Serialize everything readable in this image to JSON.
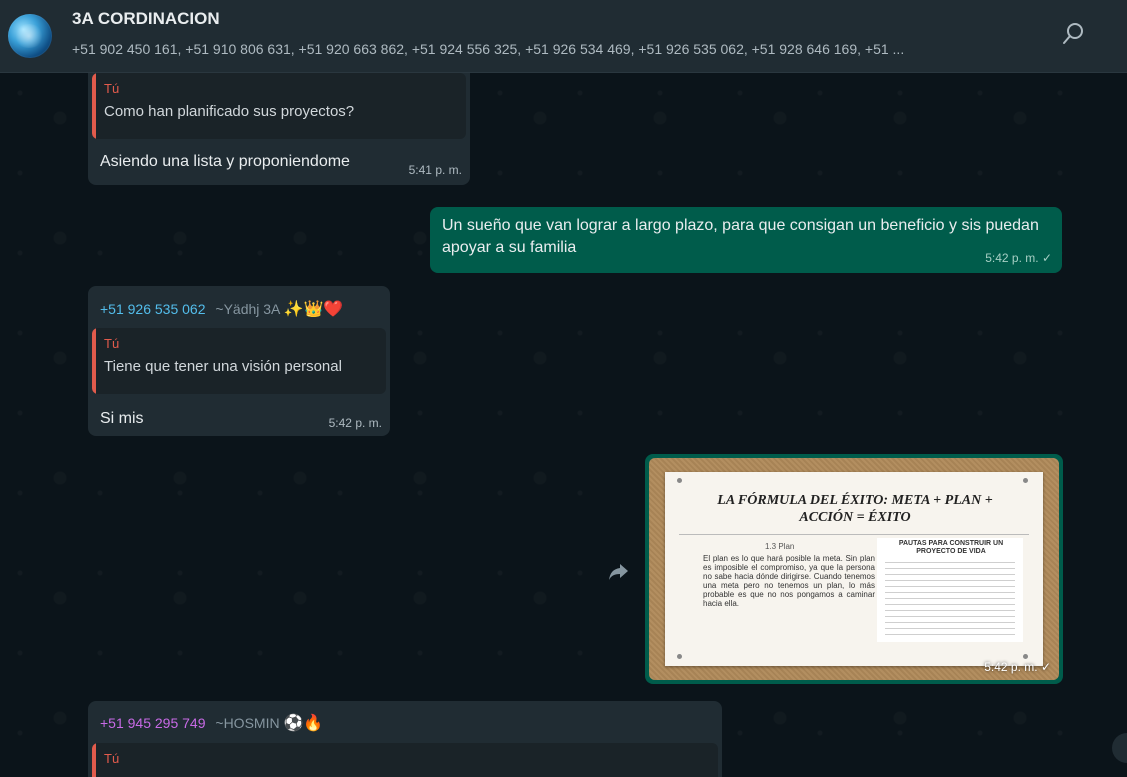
{
  "header": {
    "title": "3A CORDINACION",
    "members": "+51 902 450 161, +51 910 806 631, +51 920 663 862, +51 924 556 325, +51 926 534 469, +51 926 535 062, +51 928 646 169, +51 ..."
  },
  "messages": [
    {
      "reply_author": "Tú",
      "reply_text": "Como han planificado sus proyectos?",
      "text": "Asiendo una lista y proponiendome",
      "time": "5:41 p. m."
    },
    {
      "text": "Un sueño que van lograr a largo plazo, para que consigan un beneficio y sis puedan apoyar a su familia",
      "time": "5:42 p. m.",
      "status": "✓"
    },
    {
      "sender_phone": "+51 926 535 062",
      "sender_alias": "~Yädhj 3A",
      "sender_emojis": "✨👑❤️",
      "reply_author": "Tú",
      "reply_text": "Tiene que tener una visión personal",
      "text": "Si mis",
      "time": "5:42 p. m."
    },
    {
      "image": {
        "title": "LA FÓRMULA DEL ÉXITO: META + PLAN + ACCIÓN = ÉXITO",
        "section": "1.3 Plan",
        "body": "El plan es lo que hará posible la meta. Sin plan es imposible el compromiso, ya que la persona no sabe hacia dónde dirigirse. Cuando tenemos una meta pero no tenemos un plan, lo más probable es que no nos pongamos a caminar hacia ella.",
        "right_title": "PAUTAS PARA CONSTRUIR UN PROYECTO DE VIDA"
      },
      "time": "5:42 p. m.",
      "status": "✓"
    },
    {
      "sender_phone": "+51 945 295 749",
      "sender_alias": "~HOSMIN",
      "sender_emojis": "⚽🔥",
      "reply_author": "Tú"
    }
  ]
}
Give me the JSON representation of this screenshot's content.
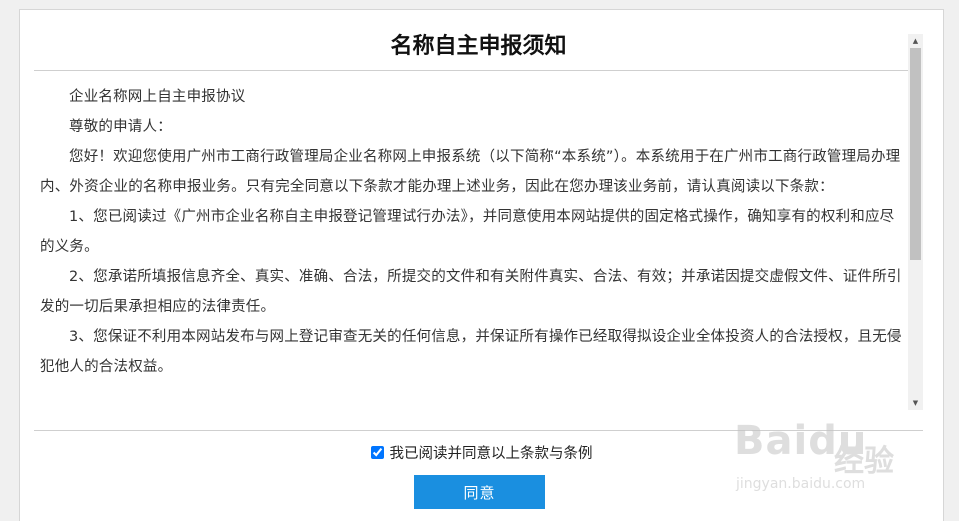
{
  "dialog": {
    "title": "名称自主申报须知",
    "paragraphs": [
      "企业名称网上自主申报协议",
      "尊敬的申请人：",
      "您好！欢迎您使用广州市工商行政管理局企业名称网上申报系统（以下简称“本系统”）。本系统用于在广州市工商行政管理局办理 内、外资企业的名称申报业务。只有完全同意以下条款才能办理上述业务，因此在您办理该业务前，请认真阅读以下条款：",
      "1、您已阅读过《广州市企业名称自主申报登记管理试行办法》，并同意使用本网站提供的固定格式操作，确知享有的权利和应尽的义务。",
      "2、您承诺所填报信息齐全、真实、准确、合法，所提交的文件和有关附件真实、合法、有效；并承诺因提交虚假文件、证件所引发的一切后果承担相应的法律责任。",
      "3、您保证不利用本网站发布与网上登记审查无关的任何信息，并保证所有操作已经取得拟设企业全体投资人的合法授权，且无侵犯他人的合法权益。"
    ],
    "agree_checkbox_label": "我已阅读并同意以上条款与条例",
    "agree_checkbox_checked": true,
    "agree_button_label": "同意",
    "accent_color": "#1a8fe0"
  },
  "watermark": {
    "logo": "Baidu",
    "text": "经验",
    "url": "jingyan.baidu.com"
  }
}
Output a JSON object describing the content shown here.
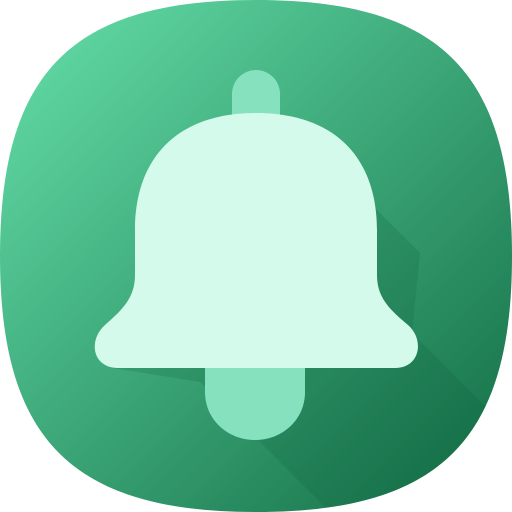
{
  "icon": {
    "name": "bell-icon",
    "colors": {
      "gradient_start": "#66E0AB",
      "gradient_end": "#116B43",
      "bell_body": "#D4FAEB",
      "bell_parts": "#86E1BF",
      "long_shadow": "#0B5A36"
    }
  }
}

════════════════

## Requirements
Pull every line holding "image" out of the records.

## The answer
Serialize everything readable in this image to JSON.
      "image": {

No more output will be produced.